▶ _What is needed_
Extract each line of the data below exactly as written.

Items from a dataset

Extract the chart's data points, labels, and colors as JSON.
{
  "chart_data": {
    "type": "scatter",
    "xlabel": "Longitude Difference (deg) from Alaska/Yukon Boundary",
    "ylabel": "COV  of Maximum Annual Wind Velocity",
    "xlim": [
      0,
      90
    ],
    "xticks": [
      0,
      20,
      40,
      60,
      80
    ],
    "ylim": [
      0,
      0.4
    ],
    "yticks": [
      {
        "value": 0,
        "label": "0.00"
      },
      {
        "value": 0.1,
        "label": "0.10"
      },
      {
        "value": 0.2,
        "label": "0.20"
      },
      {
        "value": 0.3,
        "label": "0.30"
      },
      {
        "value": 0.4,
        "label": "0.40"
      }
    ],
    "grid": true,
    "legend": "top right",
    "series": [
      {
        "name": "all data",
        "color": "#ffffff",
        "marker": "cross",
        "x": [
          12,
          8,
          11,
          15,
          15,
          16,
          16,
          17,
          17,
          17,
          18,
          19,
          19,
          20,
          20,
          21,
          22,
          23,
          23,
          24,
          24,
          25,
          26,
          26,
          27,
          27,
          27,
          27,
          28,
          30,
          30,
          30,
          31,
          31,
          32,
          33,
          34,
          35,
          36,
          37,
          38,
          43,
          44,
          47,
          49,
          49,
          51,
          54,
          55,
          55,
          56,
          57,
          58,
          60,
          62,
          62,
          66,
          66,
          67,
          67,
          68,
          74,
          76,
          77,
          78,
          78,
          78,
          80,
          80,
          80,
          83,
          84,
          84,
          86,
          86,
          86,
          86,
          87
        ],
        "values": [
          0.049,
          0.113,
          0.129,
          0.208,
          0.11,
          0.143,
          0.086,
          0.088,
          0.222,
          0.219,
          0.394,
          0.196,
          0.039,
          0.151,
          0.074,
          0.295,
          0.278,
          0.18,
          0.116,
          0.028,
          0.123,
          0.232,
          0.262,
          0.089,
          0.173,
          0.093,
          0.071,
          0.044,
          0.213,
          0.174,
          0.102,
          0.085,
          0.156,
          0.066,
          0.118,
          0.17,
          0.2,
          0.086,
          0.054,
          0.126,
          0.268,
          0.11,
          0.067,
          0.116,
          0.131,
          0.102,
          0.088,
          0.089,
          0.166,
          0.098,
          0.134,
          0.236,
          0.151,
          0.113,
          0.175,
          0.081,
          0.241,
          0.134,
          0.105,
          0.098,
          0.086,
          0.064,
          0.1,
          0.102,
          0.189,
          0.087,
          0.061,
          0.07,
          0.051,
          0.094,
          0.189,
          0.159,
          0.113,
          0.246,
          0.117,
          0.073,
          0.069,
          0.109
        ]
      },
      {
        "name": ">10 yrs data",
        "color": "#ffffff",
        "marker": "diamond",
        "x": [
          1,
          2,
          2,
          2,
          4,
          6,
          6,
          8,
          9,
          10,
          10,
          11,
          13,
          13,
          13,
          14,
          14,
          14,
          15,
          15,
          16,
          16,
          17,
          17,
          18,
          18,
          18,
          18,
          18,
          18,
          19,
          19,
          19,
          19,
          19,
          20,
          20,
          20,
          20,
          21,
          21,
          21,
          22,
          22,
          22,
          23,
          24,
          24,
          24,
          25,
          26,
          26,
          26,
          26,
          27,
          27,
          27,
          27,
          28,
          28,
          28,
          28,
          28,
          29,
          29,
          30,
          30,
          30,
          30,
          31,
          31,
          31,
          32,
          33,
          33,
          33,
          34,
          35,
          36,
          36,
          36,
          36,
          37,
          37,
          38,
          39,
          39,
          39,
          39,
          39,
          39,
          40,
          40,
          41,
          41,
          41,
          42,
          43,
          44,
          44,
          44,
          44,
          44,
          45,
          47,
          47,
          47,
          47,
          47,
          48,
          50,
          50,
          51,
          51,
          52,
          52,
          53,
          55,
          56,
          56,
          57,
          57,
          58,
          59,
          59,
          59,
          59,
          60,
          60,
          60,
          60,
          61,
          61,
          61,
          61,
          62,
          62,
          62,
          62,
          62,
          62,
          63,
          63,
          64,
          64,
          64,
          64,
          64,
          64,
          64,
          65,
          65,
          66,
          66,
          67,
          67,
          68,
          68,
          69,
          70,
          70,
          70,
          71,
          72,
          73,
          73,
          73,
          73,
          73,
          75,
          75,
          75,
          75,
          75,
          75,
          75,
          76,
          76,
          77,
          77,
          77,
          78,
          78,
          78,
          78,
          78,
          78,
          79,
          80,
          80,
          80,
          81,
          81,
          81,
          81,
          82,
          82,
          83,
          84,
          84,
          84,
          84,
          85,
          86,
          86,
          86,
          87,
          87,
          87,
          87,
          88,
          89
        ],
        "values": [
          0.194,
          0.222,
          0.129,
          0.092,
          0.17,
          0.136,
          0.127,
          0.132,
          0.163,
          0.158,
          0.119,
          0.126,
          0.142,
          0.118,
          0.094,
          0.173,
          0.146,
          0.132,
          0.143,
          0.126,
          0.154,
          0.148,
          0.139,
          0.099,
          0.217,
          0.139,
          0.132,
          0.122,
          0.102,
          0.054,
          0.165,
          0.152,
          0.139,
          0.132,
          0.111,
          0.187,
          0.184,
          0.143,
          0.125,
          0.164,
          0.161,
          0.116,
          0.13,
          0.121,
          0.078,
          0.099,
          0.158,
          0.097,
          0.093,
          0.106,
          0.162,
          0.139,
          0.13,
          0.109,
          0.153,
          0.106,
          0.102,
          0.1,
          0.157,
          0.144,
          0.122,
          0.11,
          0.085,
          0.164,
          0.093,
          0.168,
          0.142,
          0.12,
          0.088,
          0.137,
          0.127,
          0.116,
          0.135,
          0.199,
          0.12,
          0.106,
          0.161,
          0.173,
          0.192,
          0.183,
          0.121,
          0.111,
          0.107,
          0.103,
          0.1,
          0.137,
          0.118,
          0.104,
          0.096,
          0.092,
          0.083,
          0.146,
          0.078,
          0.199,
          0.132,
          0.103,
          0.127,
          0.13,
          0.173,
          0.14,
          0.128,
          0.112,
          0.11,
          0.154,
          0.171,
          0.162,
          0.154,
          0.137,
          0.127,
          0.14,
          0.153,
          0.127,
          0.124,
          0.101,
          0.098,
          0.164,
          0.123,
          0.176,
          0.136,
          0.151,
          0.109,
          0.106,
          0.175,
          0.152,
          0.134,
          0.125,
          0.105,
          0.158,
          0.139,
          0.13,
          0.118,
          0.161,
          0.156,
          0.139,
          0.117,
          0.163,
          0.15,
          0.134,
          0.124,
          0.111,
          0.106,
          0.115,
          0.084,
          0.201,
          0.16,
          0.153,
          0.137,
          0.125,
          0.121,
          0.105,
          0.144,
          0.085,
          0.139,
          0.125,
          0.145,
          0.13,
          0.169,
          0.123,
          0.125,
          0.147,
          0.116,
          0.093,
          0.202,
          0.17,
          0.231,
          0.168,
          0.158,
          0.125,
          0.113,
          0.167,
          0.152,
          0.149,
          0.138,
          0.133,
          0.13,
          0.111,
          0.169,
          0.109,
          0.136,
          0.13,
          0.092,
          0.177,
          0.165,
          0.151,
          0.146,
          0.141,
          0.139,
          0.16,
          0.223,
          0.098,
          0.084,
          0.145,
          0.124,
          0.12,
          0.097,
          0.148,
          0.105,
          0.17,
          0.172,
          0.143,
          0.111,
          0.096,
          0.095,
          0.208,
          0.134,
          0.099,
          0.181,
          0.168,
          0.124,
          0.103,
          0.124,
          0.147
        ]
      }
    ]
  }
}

▶ _In response_
Extract the chart's data points, labels, and colors as JSON.
{
  "chart_data": {
    "type": "scatter",
    "xlabel": "Longitude Difference (deg) from Alaska/Yukon Boundary",
    "ylabel": "COV  of Maximum Annual Wind Velocity",
    "xlim": [
      0,
      90
    ],
    "xticks": [
      0,
      20,
      40,
      60,
      80
    ],
    "ylim": [
      0,
      0.4
    ],
    "yticks": [
      {
        "value": 0,
        "label": "0.00"
      },
      {
        "value": 0.1,
        "label": "0.10"
      },
      {
        "value": 0.2,
        "label": "0.20"
      },
      {
        "value": 0.3,
        "label": "0.30"
      },
      {
        "value": 0.4,
        "label": "0.40"
      }
    ],
    "grid": true,
    "legend": "top right",
    "series": [
      {
        "name": "all data",
        "color": "#ffffff",
        "marker": "cross",
        "x": [
          12,
          8,
          11,
          15,
          15,
          16,
          16,
          17,
          17,
          17,
          18,
          19,
          19,
          20,
          20,
          21,
          22,
          23,
          23,
          24,
          24,
          25,
          26,
          26,
          27,
          27,
          27,
          27,
          28,
          30,
          30,
          30,
          31,
          31,
          32,
          33,
          34,
          35,
          36,
          37,
          38,
          43,
          44,
          47,
          49,
          49,
          51,
          54,
          55,
          55,
          56,
          57,
          58,
          60,
          62,
          62,
          66,
          66,
          67,
          67,
          68,
          74,
          76,
          77,
          78,
          78,
          78,
          80,
          80,
          80,
          83,
          84,
          84,
          86,
          86,
          86,
          86,
          87
        ],
        "values": [
          0.049,
          0.113,
          0.129,
          0.208,
          0.11,
          0.143,
          0.086,
          0.088,
          0.222,
          0.219,
          0.394,
          0.196,
          0.039,
          0.151,
          0.074,
          0.295,
          0.278,
          0.18,
          0.116,
          0.028,
          0.123,
          0.232,
          0.262,
          0.089,
          0.173,
          0.093,
          0.071,
          0.044,
          0.213,
          0.174,
          0.102,
          0.085,
          0.156,
          0.066,
          0.118,
          0.17,
          0.2,
          0.086,
          0.054,
          0.126,
          0.268,
          0.11,
          0.067,
          0.116,
          0.131,
          0.102,
          0.088,
          0.089,
          0.166,
          0.098,
          0.134,
          0.236,
          0.151,
          0.113,
          0.175,
          0.081,
          0.241,
          0.134,
          0.105,
          0.098,
          0.086,
          0.064,
          0.1,
          0.102,
          0.189,
          0.087,
          0.061,
          0.07,
          0.051,
          0.094,
          0.189,
          0.159,
          0.113,
          0.246,
          0.117,
          0.073,
          0.069,
          0.109
        ]
      },
      {
        "name": ">10 yrs data",
        "color": "#ffffff",
        "marker": "diamond",
        "x": [
          1,
          2,
          2,
          2,
          4,
          6,
          6,
          8,
          9,
          10,
          10,
          11,
          13,
          13,
          13,
          14,
          14,
          14,
          15,
          15,
          16,
          16,
          17,
          17,
          18,
          18,
          18,
          18,
          18,
          18,
          19,
          19,
          19,
          19,
          19,
          20,
          20,
          20,
          20,
          21,
          21,
          21,
          22,
          22,
          22,
          23,
          24,
          24,
          24,
          25,
          26,
          26,
          26,
          26,
          27,
          27,
          27,
          27,
          28,
          28,
          28,
          28,
          28,
          29,
          29,
          30,
          30,
          30,
          30,
          31,
          31,
          31,
          32,
          33,
          33,
          33,
          34,
          35,
          36,
          36,
          36,
          36,
          37,
          37,
          38,
          39,
          39,
          39,
          39,
          39,
          39,
          40,
          40,
          41,
          41,
          41,
          42,
          43,
          44,
          44,
          44,
          44,
          44,
          45,
          47,
          47,
          47,
          47,
          47,
          48,
          50,
          50,
          51,
          51,
          52,
          52,
          53,
          55,
          56,
          56,
          57,
          57,
          58,
          59,
          59,
          59,
          59,
          60,
          60,
          60,
          60,
          61,
          61,
          61,
          61,
          62,
          62,
          62,
          62,
          62,
          62,
          63,
          63,
          64,
          64,
          64,
          64,
          64,
          64,
          64,
          65,
          65,
          66,
          66,
          67,
          67,
          68,
          68,
          69,
          70,
          70,
          70,
          71,
          72,
          73,
          73,
          73,
          73,
          73,
          75,
          75,
          75,
          75,
          75,
          75,
          75,
          76,
          76,
          77,
          77,
          77,
          78,
          78,
          78,
          78,
          78,
          78,
          79,
          80,
          80,
          80,
          81,
          81,
          81,
          81,
          82,
          82,
          83,
          84,
          84,
          84,
          84,
          85,
          86,
          86,
          86,
          87,
          87,
          87,
          87,
          88,
          89
        ],
        "values": [
          0.194,
          0.222,
          0.129,
          0.092,
          0.17,
          0.136,
          0.127,
          0.132,
          0.163,
          0.158,
          0.119,
          0.126,
          0.142,
          0.118,
          0.094,
          0.173,
          0.146,
          0.132,
          0.143,
          0.126,
          0.154,
          0.148,
          0.139,
          0.099,
          0.217,
          0.139,
          0.132,
          0.122,
          0.102,
          0.054,
          0.165,
          0.152,
          0.139,
          0.132,
          0.111,
          0.187,
          0.184,
          0.143,
          0.125,
          0.164,
          0.161,
          0.116,
          0.13,
          0.121,
          0.078,
          0.099,
          0.158,
          0.097,
          0.093,
          0.106,
          0.162,
          0.139,
          0.13,
          0.109,
          0.153,
          0.106,
          0.102,
          0.1,
          0.157,
          0.144,
          0.122,
          0.11,
          0.085,
          0.164,
          0.093,
          0.168,
          0.142,
          0.12,
          0.088,
          0.137,
          0.127,
          0.116,
          0.135,
          0.199,
          0.12,
          0.106,
          0.161,
          0.173,
          0.192,
          0.183,
          0.121,
          0.111,
          0.107,
          0.103,
          0.1,
          0.137,
          0.118,
          0.104,
          0.096,
          0.092,
          0.083,
          0.146,
          0.078,
          0.199,
          0.132,
          0.103,
          0.127,
          0.13,
          0.173,
          0.14,
          0.128,
          0.112,
          0.11,
          0.154,
          0.171,
          0.162,
          0.154,
          0.137,
          0.127,
          0.14,
          0.153,
          0.127,
          0.124,
          0.101,
          0.098,
          0.164,
          0.123,
          0.176,
          0.136,
          0.151,
          0.109,
          0.106,
          0.175,
          0.152,
          0.134,
          0.125,
          0.105,
          0.158,
          0.139,
          0.13,
          0.118,
          0.161,
          0.156,
          0.139,
          0.117,
          0.163,
          0.15,
          0.134,
          0.124,
          0.111,
          0.106,
          0.115,
          0.084,
          0.201,
          0.16,
          0.153,
          0.137,
          0.125,
          0.121,
          0.105,
          0.144,
          0.085,
          0.139,
          0.125,
          0.145,
          0.13,
          0.169,
          0.123,
          0.125,
          0.147,
          0.116,
          0.093,
          0.202,
          0.17,
          0.231,
          0.168,
          0.158,
          0.125,
          0.113,
          0.167,
          0.152,
          0.149,
          0.138,
          0.133,
          0.13,
          0.111,
          0.169,
          0.109,
          0.136,
          0.13,
          0.092,
          0.177,
          0.165,
          0.151,
          0.146,
          0.141,
          0.139,
          0.16,
          0.223,
          0.098,
          0.084,
          0.145,
          0.124,
          0.12,
          0.097,
          0.148,
          0.105,
          0.17,
          0.172,
          0.143,
          0.111,
          0.096,
          0.095,
          0.208,
          0.134,
          0.099,
          0.181,
          0.168,
          0.124,
          0.103,
          0.124,
          0.147
        ]
      }
    ]
  }
}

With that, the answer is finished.